§ What you need to do
Pick out each line in these entries that contains the string "Anomalies".

§ The input
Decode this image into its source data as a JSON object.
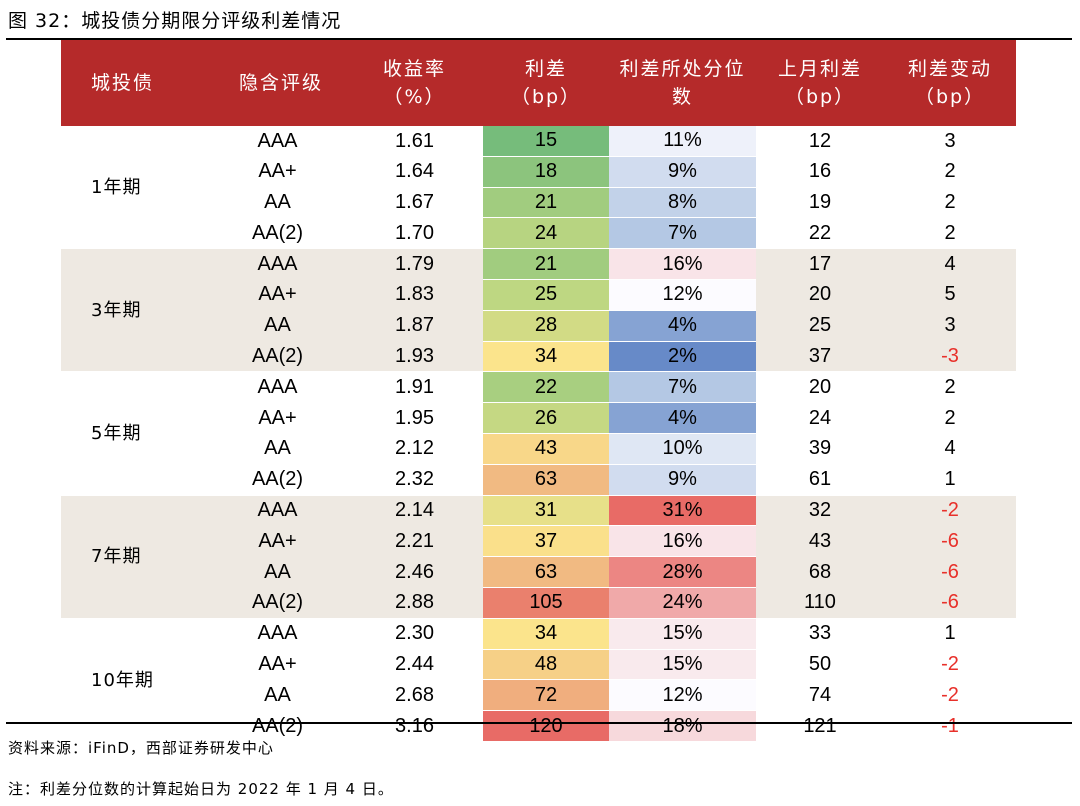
{
  "title": "图 32：城投债分期限分评级利差情况",
  "headers": {
    "term": "城投债",
    "rating": "隐含评级",
    "yield": [
      "收益率",
      "（%）"
    ],
    "spread": [
      "利差",
      "（bp）"
    ],
    "percentile": [
      "利差所处分位",
      "数"
    ],
    "last_month": [
      "上月利差",
      "（bp）"
    ],
    "change": [
      "利差变动",
      "（bp）"
    ]
  },
  "colors": {
    "header_bg": "#b52a2a",
    "band": "#eee9e2",
    "negative": "#e8302a"
  },
  "groups": [
    {
      "term": "1年期",
      "rows": [
        {
          "rating": "AAA",
          "yield": "1.61",
          "spread": 15,
          "pct": 11,
          "last": 12,
          "change": 3
        },
        {
          "rating": "AA+",
          "yield": "1.64",
          "spread": 18,
          "pct": 9,
          "last": 16,
          "change": 2
        },
        {
          "rating": "AA",
          "yield": "1.67",
          "spread": 21,
          "pct": 8,
          "last": 19,
          "change": 2
        },
        {
          "rating": "AA(2)",
          "yield": "1.70",
          "spread": 24,
          "pct": 7,
          "last": 22,
          "change": 2
        }
      ]
    },
    {
      "term": "3年期",
      "rows": [
        {
          "rating": "AAA",
          "yield": "1.79",
          "spread": 21,
          "pct": 16,
          "last": 17,
          "change": 4
        },
        {
          "rating": "AA+",
          "yield": "1.83",
          "spread": 25,
          "pct": 12,
          "last": 20,
          "change": 5
        },
        {
          "rating": "AA",
          "yield": "1.87",
          "spread": 28,
          "pct": 4,
          "last": 25,
          "change": 3
        },
        {
          "rating": "AA(2)",
          "yield": "1.93",
          "spread": 34,
          "pct": 2,
          "last": 37,
          "change": -3
        }
      ]
    },
    {
      "term": "5年期",
      "rows": [
        {
          "rating": "AAA",
          "yield": "1.91",
          "spread": 22,
          "pct": 7,
          "last": 20,
          "change": 2
        },
        {
          "rating": "AA+",
          "yield": "1.95",
          "spread": 26,
          "pct": 4,
          "last": 24,
          "change": 2
        },
        {
          "rating": "AA",
          "yield": "2.12",
          "spread": 43,
          "pct": 10,
          "last": 39,
          "change": 4
        },
        {
          "rating": "AA(2)",
          "yield": "2.32",
          "spread": 63,
          "pct": 9,
          "last": 61,
          "change": 1
        }
      ]
    },
    {
      "term": "7年期",
      "rows": [
        {
          "rating": "AAA",
          "yield": "2.14",
          "spread": 31,
          "pct": 31,
          "last": 32,
          "change": -2
        },
        {
          "rating": "AA+",
          "yield": "2.21",
          "spread": 37,
          "pct": 16,
          "last": 43,
          "change": -6
        },
        {
          "rating": "AA",
          "yield": "2.46",
          "spread": 63,
          "pct": 28,
          "last": 68,
          "change": -6
        },
        {
          "rating": "AA(2)",
          "yield": "2.88",
          "spread": 105,
          "pct": 24,
          "last": 110,
          "change": -6
        }
      ]
    },
    {
      "term": "10年期",
      "rows": [
        {
          "rating": "AAA",
          "yield": "2.30",
          "spread": 34,
          "pct": 15,
          "last": 33,
          "change": 1
        },
        {
          "rating": "AA+",
          "yield": "2.44",
          "spread": 48,
          "pct": 15,
          "last": 50,
          "change": -2
        },
        {
          "rating": "AA",
          "yield": "2.68",
          "spread": 72,
          "pct": 12,
          "last": 74,
          "change": -2
        },
        {
          "rating": "AA(2)",
          "yield": "3.16",
          "spread": 120,
          "pct": 18,
          "last": 121,
          "change": -1
        }
      ]
    }
  ],
  "source": "资料来源：iFinD，西部证券研发中心",
  "footnote": "注：利差分位数的计算起始日为 2022 年 1 月 4 日。"
}
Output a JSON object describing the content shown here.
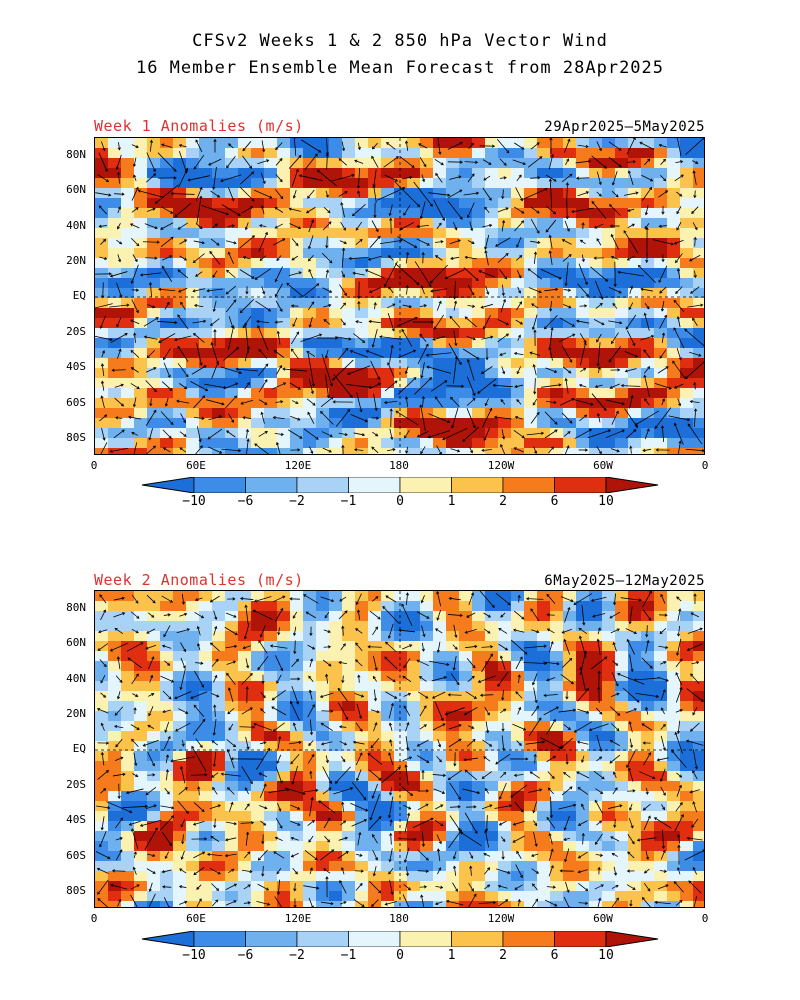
{
  "title_line1": "CFSv2 Weeks 1 & 2 850 hPa Vector Wind",
  "title_line2": "16 Member Ensemble Mean Forecast from 28Apr2025",
  "panels": [
    {
      "title": "Week 1 Anomalies (m/s)",
      "dates": "29Apr2025–5May2025"
    },
    {
      "title": "Week 2 Anomalies (m/s)",
      "dates": "6May2025–12May2025"
    }
  ],
  "y_ticks": [
    "80N",
    "60N",
    "40N",
    "20N",
    "EQ",
    "20S",
    "40S",
    "60S",
    "80S"
  ],
  "x_ticks": [
    "0",
    "60E",
    "120E",
    "180",
    "120W",
    "60W",
    "0"
  ],
  "colorbar": {
    "labels": [
      "−10",
      "−6",
      "−2",
      "−1",
      "0",
      "1",
      "2",
      "6",
      "10"
    ],
    "colors": [
      "#1c6fd8",
      "#3d8de8",
      "#6fb0ef",
      "#a9d3f6",
      "#e4f5fb",
      "#fbf1b0",
      "#fcc34c",
      "#f67b1c",
      "#e02f10",
      "#b01308"
    ]
  }
}
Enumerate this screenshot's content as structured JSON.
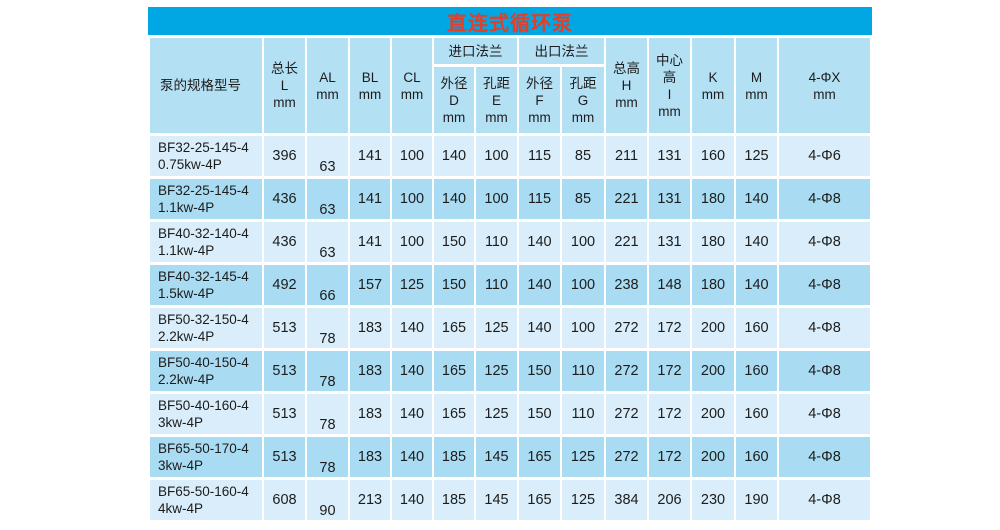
{
  "title": "直连式循环泵",
  "colors": {
    "title_bar": "#00a7e3",
    "title_text": "#e73c25",
    "header_bg": "#b4e0f4",
    "row_light": "#d9eefa",
    "row_dark": "#a9dcf3",
    "text": "#1c1c1c"
  },
  "table": {
    "headers": {
      "model": "泵的规格型号",
      "total_length": "总长\nL\nmm",
      "al": "AL\nmm",
      "bl": "BL\nmm",
      "cl": "CL\nmm",
      "inlet_flange": "进口法兰",
      "inlet_od": "外径\nD\nmm",
      "inlet_pitch": "孔距\nE\nmm",
      "outlet_flange": "出口法兰",
      "outlet_od": "外径\nF\nmm",
      "outlet_pitch": "孔距\nG\nmm",
      "total_height": "总高\nH\nmm",
      "center_height": "中心\n高\nI\nmm",
      "k": "K\nmm",
      "m": "M\nmm",
      "phi": "4-ΦX\nmm"
    },
    "rows": [
      {
        "model": "BF32-25-145-4\n0.75kw-4P",
        "values": [
          "396",
          "63",
          "141",
          "100",
          "140",
          "100",
          "115",
          "85",
          "211",
          "131",
          "160",
          "125",
          "4-Φ6"
        ]
      },
      {
        "model": "BF32-25-145-4\n1.1kw-4P",
        "values": [
          "436",
          "63",
          "141",
          "100",
          "140",
          "100",
          "115",
          "85",
          "221",
          "131",
          "180",
          "140",
          "4-Φ8"
        ]
      },
      {
        "model": "BF40-32-140-4\n1.1kw-4P",
        "values": [
          "436",
          "63",
          "141",
          "100",
          "150",
          "110",
          "140",
          "100",
          "221",
          "131",
          "180",
          "140",
          "4-Φ8"
        ]
      },
      {
        "model": "BF40-32-145-4\n1.5kw-4P",
        "values": [
          "492",
          "66",
          "157",
          "125",
          "150",
          "110",
          "140",
          "100",
          "238",
          "148",
          "180",
          "140",
          "4-Φ8"
        ]
      },
      {
        "model": "BF50-32-150-4\n2.2kw-4P",
        "values": [
          "513",
          "78",
          "183",
          "140",
          "165",
          "125",
          "140",
          "100",
          "272",
          "172",
          "200",
          "160",
          "4-Φ8"
        ]
      },
      {
        "model": "BF50-40-150-4\n2.2kw-4P",
        "values": [
          "513",
          "78",
          "183",
          "140",
          "165",
          "125",
          "150",
          "110",
          "272",
          "172",
          "200",
          "160",
          "4-Φ8"
        ]
      },
      {
        "model": "BF50-40-160-4\n3kw-4P",
        "values": [
          "513",
          "78",
          "183",
          "140",
          "165",
          "125",
          "150",
          "110",
          "272",
          "172",
          "200",
          "160",
          "4-Φ8"
        ]
      },
      {
        "model": "BF65-50-170-4\n3kw-4P",
        "values": [
          "513",
          "78",
          "183",
          "140",
          "185",
          "145",
          "165",
          "125",
          "272",
          "172",
          "200",
          "160",
          "4-Φ8"
        ]
      },
      {
        "model": "BF65-50-160-4\n4kw-4P",
        "values": [
          "608",
          "90",
          "213",
          "140",
          "185",
          "145",
          "165",
          "125",
          "384",
          "206",
          "230",
          "190",
          "4-Φ8"
        ]
      }
    ]
  }
}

§ Problem solution
      "title": "Week 1 Anomalies (m/s)",
      "title": "Week 2 Anomalies (m/s)",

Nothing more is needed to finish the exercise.